The request:
Copy out every line in which the string "this" occurs.

Dataset rows
• • • •

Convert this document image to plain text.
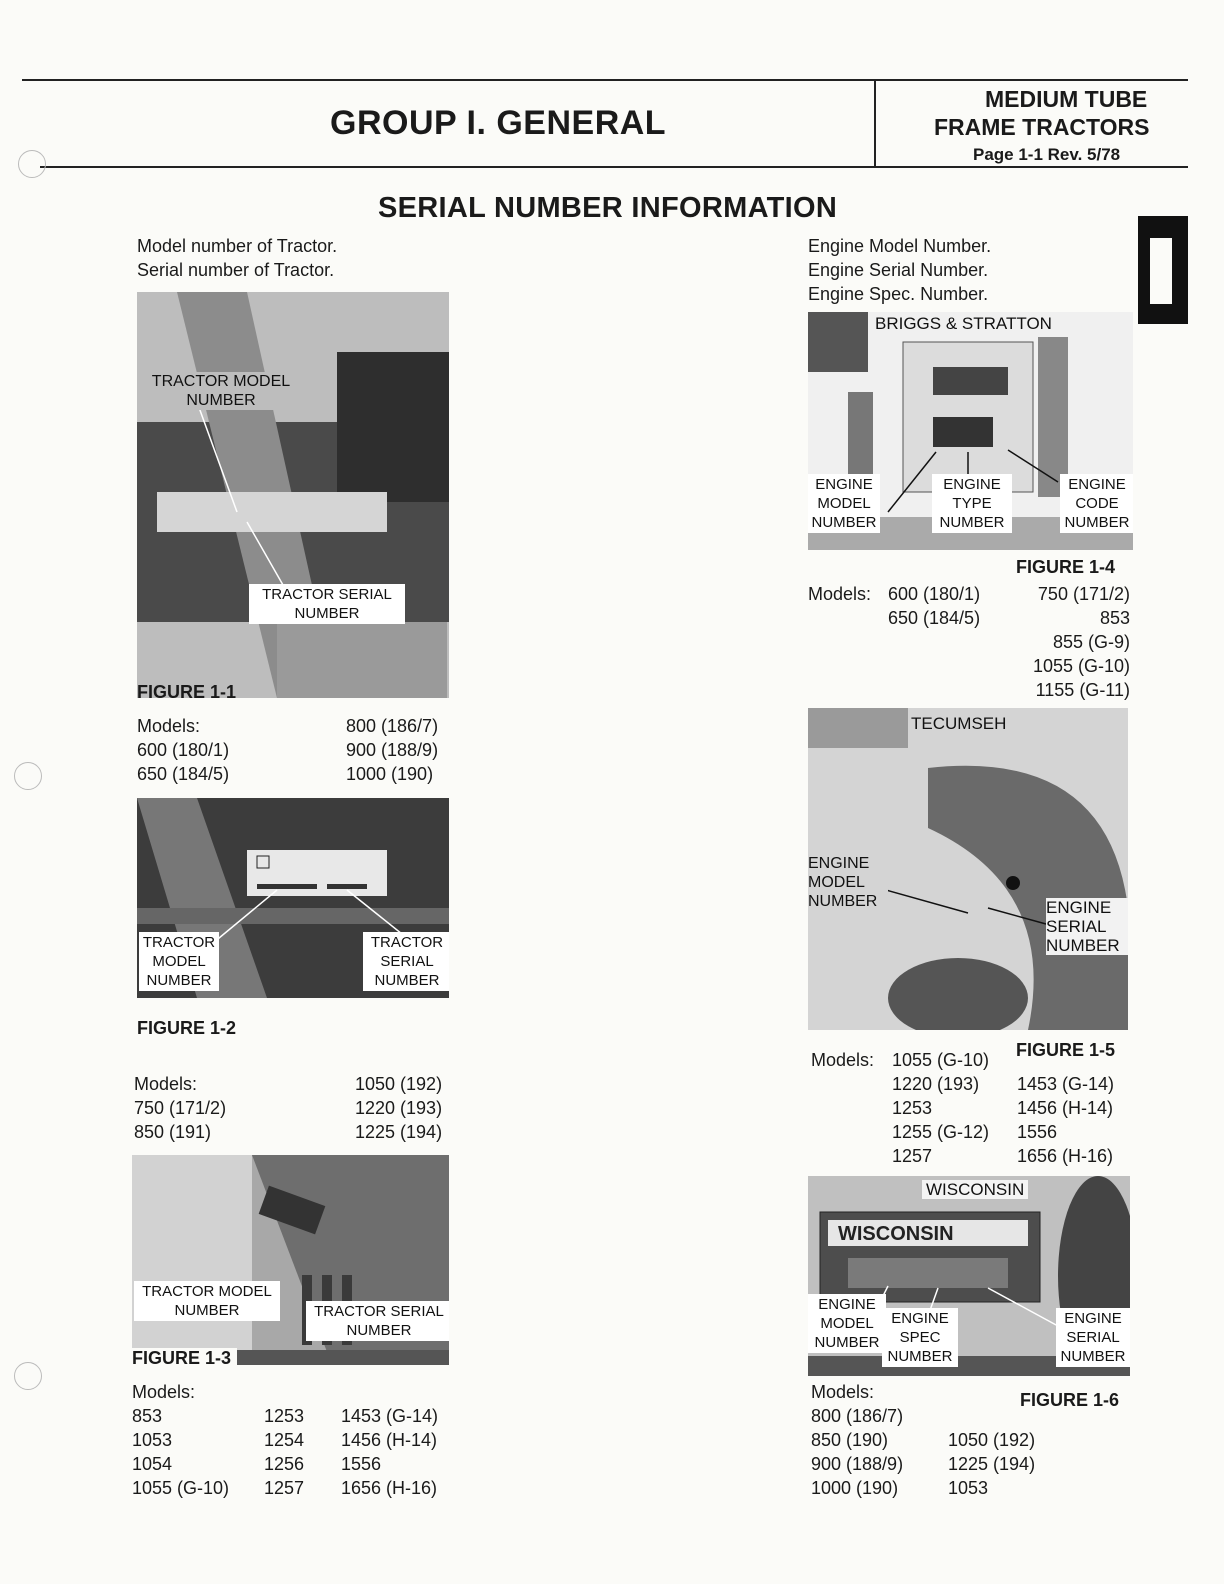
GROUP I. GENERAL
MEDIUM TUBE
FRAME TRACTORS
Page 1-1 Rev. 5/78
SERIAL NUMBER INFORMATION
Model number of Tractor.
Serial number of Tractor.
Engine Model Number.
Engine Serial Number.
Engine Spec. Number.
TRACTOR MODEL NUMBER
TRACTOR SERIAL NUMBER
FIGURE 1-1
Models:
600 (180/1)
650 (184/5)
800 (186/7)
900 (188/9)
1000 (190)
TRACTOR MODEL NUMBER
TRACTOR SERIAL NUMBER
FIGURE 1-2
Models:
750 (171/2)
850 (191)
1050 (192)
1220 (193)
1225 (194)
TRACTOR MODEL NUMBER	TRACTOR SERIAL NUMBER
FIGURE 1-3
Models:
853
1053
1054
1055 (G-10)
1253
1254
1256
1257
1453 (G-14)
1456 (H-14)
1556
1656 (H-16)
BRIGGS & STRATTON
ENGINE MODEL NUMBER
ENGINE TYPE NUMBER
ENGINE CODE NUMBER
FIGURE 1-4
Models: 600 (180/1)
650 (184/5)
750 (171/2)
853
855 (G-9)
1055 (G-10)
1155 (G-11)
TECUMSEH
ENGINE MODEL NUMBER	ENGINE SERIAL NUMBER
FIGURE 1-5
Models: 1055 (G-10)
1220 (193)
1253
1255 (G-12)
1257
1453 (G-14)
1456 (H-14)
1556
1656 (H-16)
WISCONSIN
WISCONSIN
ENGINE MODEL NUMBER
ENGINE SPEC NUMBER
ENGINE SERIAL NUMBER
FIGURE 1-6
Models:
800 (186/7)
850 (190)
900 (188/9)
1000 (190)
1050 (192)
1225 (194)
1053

• • • •

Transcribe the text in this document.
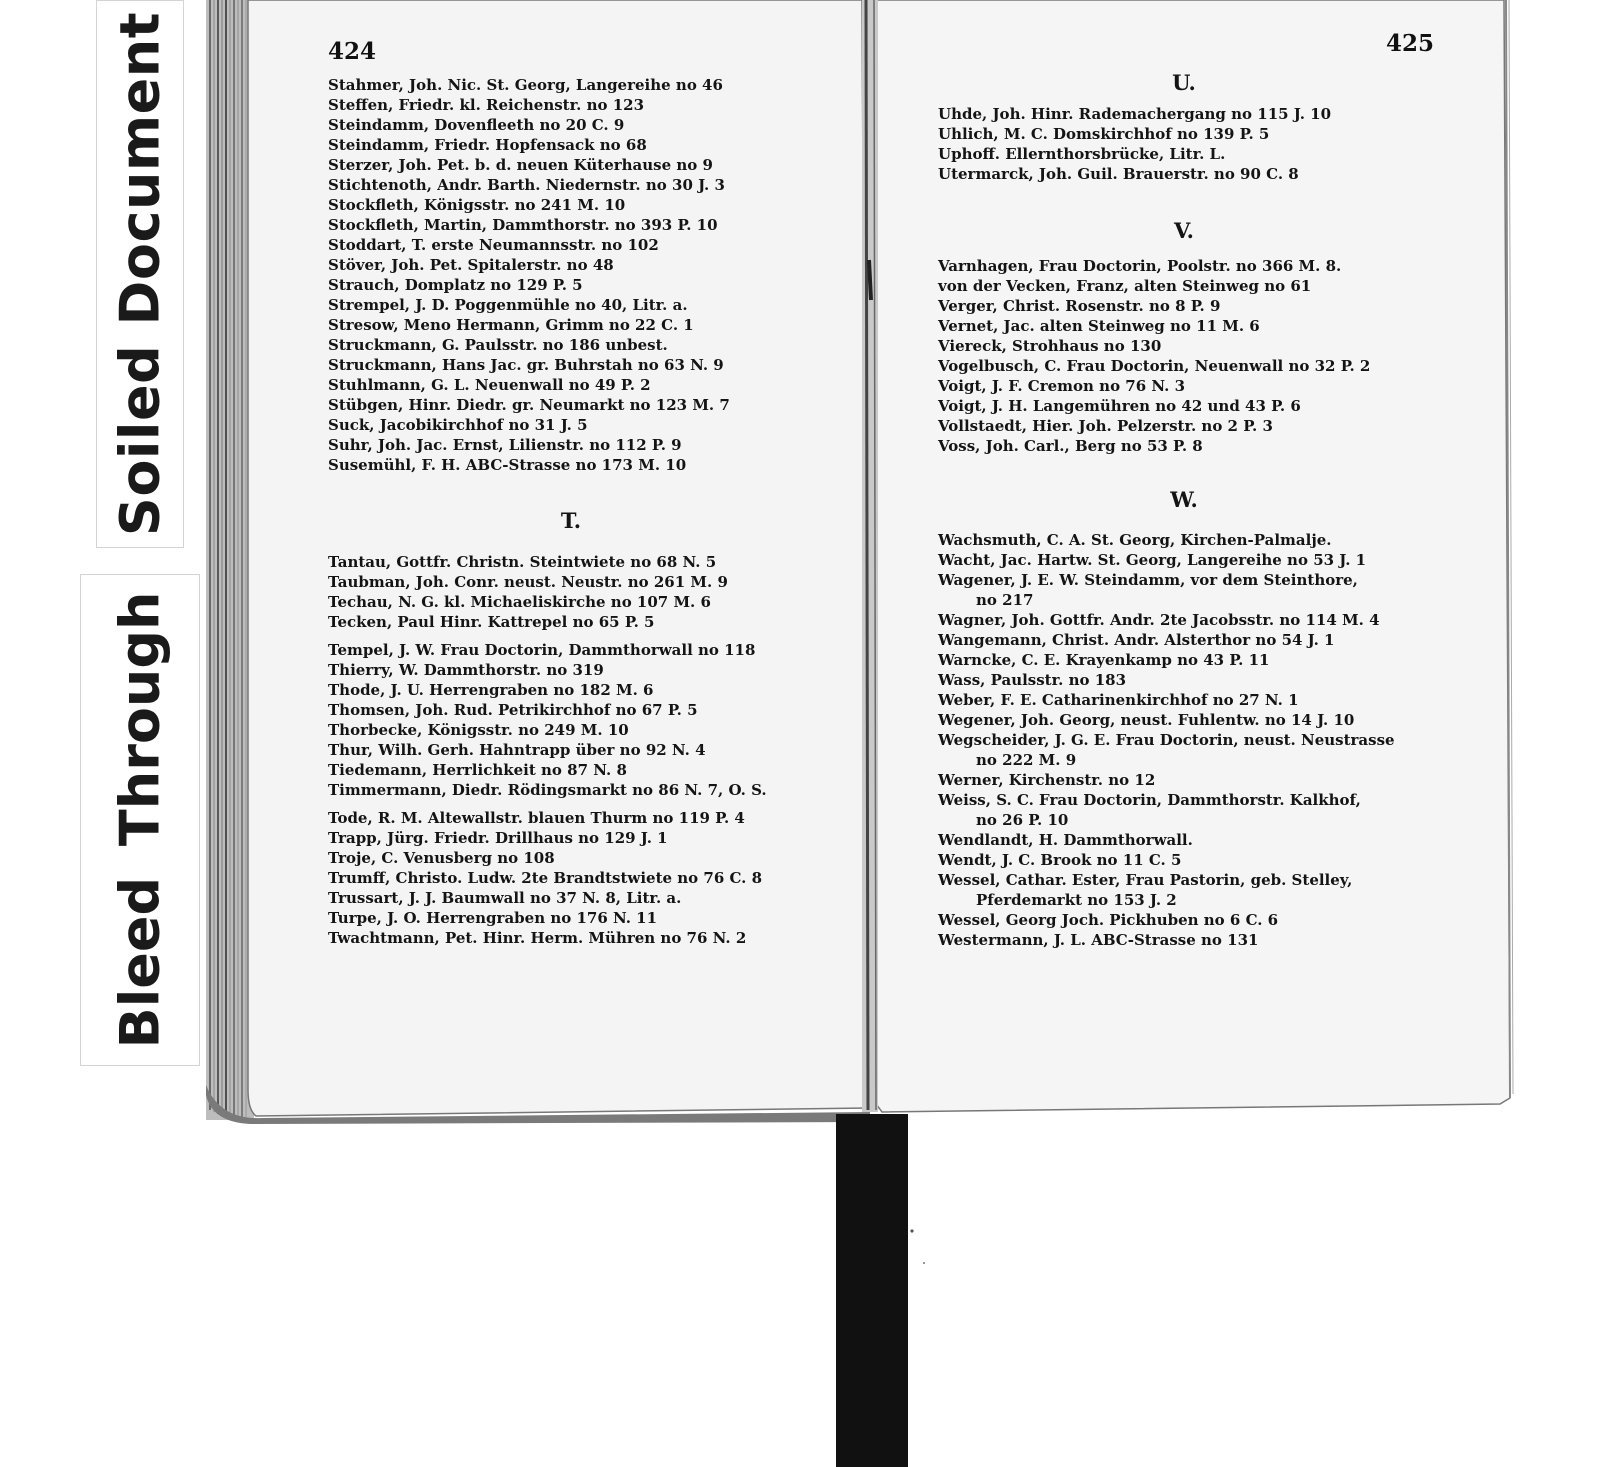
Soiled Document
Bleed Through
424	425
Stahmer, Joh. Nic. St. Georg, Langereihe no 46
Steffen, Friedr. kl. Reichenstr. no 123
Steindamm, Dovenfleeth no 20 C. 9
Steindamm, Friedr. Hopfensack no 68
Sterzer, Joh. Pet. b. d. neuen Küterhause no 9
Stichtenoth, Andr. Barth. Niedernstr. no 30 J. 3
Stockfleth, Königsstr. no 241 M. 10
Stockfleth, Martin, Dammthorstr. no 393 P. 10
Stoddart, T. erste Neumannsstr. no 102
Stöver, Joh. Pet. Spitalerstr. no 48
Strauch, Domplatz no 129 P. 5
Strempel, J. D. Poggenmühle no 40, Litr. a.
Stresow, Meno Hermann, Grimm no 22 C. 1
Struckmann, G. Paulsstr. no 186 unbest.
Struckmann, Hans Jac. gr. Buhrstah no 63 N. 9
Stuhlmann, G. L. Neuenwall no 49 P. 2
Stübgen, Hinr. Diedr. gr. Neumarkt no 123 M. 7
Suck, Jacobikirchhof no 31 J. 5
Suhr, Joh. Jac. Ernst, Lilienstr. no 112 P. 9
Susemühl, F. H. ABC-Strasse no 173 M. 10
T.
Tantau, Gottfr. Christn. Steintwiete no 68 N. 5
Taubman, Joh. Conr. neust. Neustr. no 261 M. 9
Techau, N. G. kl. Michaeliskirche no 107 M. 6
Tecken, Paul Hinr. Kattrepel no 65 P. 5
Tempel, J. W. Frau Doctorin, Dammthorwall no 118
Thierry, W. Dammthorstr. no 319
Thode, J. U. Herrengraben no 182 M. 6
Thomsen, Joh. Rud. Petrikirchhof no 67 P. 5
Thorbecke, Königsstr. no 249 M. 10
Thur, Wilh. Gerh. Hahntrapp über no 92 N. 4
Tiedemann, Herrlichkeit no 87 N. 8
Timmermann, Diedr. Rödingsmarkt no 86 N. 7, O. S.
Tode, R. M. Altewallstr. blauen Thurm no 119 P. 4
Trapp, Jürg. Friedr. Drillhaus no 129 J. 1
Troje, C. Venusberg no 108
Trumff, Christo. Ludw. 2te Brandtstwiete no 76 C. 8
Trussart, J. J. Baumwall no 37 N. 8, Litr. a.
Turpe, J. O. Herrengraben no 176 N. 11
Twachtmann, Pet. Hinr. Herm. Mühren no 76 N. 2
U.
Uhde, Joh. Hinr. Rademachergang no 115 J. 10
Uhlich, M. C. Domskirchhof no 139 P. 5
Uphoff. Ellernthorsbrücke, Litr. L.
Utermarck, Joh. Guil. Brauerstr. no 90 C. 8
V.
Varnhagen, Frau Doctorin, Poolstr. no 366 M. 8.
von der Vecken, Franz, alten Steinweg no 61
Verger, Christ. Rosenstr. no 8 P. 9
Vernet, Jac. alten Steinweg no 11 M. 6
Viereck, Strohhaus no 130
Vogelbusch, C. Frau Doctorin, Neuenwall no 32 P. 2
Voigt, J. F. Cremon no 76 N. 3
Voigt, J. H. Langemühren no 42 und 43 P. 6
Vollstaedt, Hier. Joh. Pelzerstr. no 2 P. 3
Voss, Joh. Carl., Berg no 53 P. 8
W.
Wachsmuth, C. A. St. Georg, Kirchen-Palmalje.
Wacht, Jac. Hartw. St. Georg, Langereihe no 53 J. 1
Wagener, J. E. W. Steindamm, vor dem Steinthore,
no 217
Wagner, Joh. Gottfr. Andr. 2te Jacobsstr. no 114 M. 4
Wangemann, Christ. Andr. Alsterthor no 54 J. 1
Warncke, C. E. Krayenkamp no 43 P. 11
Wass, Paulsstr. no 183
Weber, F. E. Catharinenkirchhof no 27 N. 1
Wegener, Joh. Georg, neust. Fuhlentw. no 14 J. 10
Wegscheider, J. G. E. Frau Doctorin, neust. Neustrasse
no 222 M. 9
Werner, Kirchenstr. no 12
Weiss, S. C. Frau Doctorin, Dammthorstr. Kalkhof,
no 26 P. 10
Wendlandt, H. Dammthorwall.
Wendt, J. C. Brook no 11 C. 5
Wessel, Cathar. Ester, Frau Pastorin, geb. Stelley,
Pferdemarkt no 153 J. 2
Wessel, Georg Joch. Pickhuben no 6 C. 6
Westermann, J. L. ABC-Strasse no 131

• • • •

Output below:
Convert this document image to plain text.
Transcribe the text in this document.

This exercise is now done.